Instructions to follow
Output an exact reproduction of the data.

↓↓↓

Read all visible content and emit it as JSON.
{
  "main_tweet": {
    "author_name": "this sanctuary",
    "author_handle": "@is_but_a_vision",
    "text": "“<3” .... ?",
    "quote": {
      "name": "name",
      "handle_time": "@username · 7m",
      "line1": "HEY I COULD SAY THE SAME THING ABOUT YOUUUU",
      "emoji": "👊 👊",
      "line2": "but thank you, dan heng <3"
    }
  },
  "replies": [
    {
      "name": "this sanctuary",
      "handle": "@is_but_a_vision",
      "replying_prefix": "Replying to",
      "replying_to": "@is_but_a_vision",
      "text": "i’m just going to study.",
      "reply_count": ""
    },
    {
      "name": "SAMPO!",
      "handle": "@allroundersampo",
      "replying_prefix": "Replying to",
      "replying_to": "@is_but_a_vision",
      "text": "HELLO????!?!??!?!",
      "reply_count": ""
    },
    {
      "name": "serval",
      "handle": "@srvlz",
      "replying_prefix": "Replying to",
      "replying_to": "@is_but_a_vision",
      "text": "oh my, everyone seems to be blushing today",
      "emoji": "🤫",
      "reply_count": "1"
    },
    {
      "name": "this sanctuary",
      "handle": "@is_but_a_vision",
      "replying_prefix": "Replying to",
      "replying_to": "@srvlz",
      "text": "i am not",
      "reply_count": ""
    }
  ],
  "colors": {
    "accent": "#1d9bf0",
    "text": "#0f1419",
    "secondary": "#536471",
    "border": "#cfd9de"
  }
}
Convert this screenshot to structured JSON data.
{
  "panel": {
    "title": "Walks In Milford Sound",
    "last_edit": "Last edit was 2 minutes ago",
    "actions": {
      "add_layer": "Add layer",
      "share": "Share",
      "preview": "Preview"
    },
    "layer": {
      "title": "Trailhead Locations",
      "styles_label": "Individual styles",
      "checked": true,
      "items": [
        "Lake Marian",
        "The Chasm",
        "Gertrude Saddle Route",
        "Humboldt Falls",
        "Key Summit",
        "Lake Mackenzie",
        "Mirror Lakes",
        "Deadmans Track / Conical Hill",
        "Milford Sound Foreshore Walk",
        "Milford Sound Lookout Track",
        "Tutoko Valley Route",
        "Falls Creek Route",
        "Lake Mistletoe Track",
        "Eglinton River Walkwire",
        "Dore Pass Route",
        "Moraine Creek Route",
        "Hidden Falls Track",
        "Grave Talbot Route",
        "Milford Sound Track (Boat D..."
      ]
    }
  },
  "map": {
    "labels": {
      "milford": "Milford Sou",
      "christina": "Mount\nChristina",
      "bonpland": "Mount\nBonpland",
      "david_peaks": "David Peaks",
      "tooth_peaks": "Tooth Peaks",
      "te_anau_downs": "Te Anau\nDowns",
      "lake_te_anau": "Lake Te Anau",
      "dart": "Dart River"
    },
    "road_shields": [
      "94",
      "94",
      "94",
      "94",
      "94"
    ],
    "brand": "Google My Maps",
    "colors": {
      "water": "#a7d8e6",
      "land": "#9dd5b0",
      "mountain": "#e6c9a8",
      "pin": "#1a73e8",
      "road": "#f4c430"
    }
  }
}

↑↑↑

Result below
Read all visible content and emit it as JSON.
{
  "main_tweet": {
    "author_name": "this sanctuary",
    "author_handle": "@is_but_a_vision",
    "text": "“<3” .... ?",
    "quote": {
      "name": "name",
      "handle_time": "@username · 7m",
      "line1": "HEY I COULD SAY THE SAME THING ABOUT YOUUUU",
      "emoji": "👊 👊",
      "line2": "but thank you, dan heng <3"
    }
  },
  "replies": [
    {
      "name": "this sanctuary",
      "handle": "@is_but_a_vision",
      "replying_prefix": "Replying to",
      "replying_to": "@is_but_a_vision",
      "text": "i’m just going to study.",
      "reply_count": ""
    },
    {
      "name": "SAMPO!",
      "handle": "@allroundersampo",
      "replying_prefix": "Replying to",
      "replying_to": "@is_but_a_vision",
      "text": "HELLO????!?!??!?!",
      "reply_count": ""
    },
    {
      "name": "serval",
      "handle": "@srvlz",
      "replying_prefix": "Replying to",
      "replying_to": "@is_but_a_vision",
      "text": "oh my, everyone seems to be blushing today",
      "emoji": "🤫",
      "reply_count": "1"
    },
    {
      "name": "this sanctuary",
      "handle": "@is_but_a_vision",
      "replying_prefix": "Replying to",
      "replying_to": "@srvlz",
      "text": "i am not",
      "reply_count": ""
    }
  ],
  "colors": {
    "accent": "#1d9bf0",
    "text": "#0f1419",
    "secondary": "#536471",
    "border": "#cfd9de"
  }
}
Convert this screenshot to structured JSON data.
{
  "panel": {
    "title": "Walks In Milford Sound",
    "last_edit": "Last edit was 2 minutes ago",
    "actions": {
      "add_layer": "Add layer",
      "share": "Share",
      "preview": "Preview"
    },
    "layer": {
      "title": "Trailhead Locations",
      "styles_label": "Individual styles",
      "checked": true,
      "items": [
        "Lake Marian",
        "The Chasm",
        "Gertrude Saddle Route",
        "Humboldt Falls",
        "Key Summit",
        "Lake Mackenzie",
        "Mirror Lakes",
        "Deadmans Track / Conical Hill",
        "Milford Sound Foreshore Walk",
        "Milford Sound Lookout Track",
        "Tutoko Valley Route",
        "Falls Creek Route",
        "Lake Mistletoe Track",
        "Eglinton River Walkwire",
        "Dore Pass Route",
        "Moraine Creek Route",
        "Hidden Falls Track",
        "Grave Talbot Route",
        "Milford Sound Track (Boat D..."
      ]
    }
  },
  "map": {
    "labels": {
      "milford": "Milford Sou",
      "christina": "Mount\nChristina",
      "bonpland": "Mount\nBonpland",
      "david_peaks": "David Peaks",
      "tooth_peaks": "Tooth Peaks",
      "te_anau_downs": "Te Anau\nDowns",
      "lake_te_anau": "Lake Te Anau",
      "dart": "Dart River"
    },
    "road_shields": [
      "94",
      "94",
      "94",
      "94",
      "94"
    ],
    "brand": "Google My Maps",
    "colors": {
      "water": "#a7d8e6",
      "land": "#9dd5b0",
      "mountain": "#e6c9a8",
      "pin": "#1a73e8",
      "road": "#f4c430"
    }
  }
}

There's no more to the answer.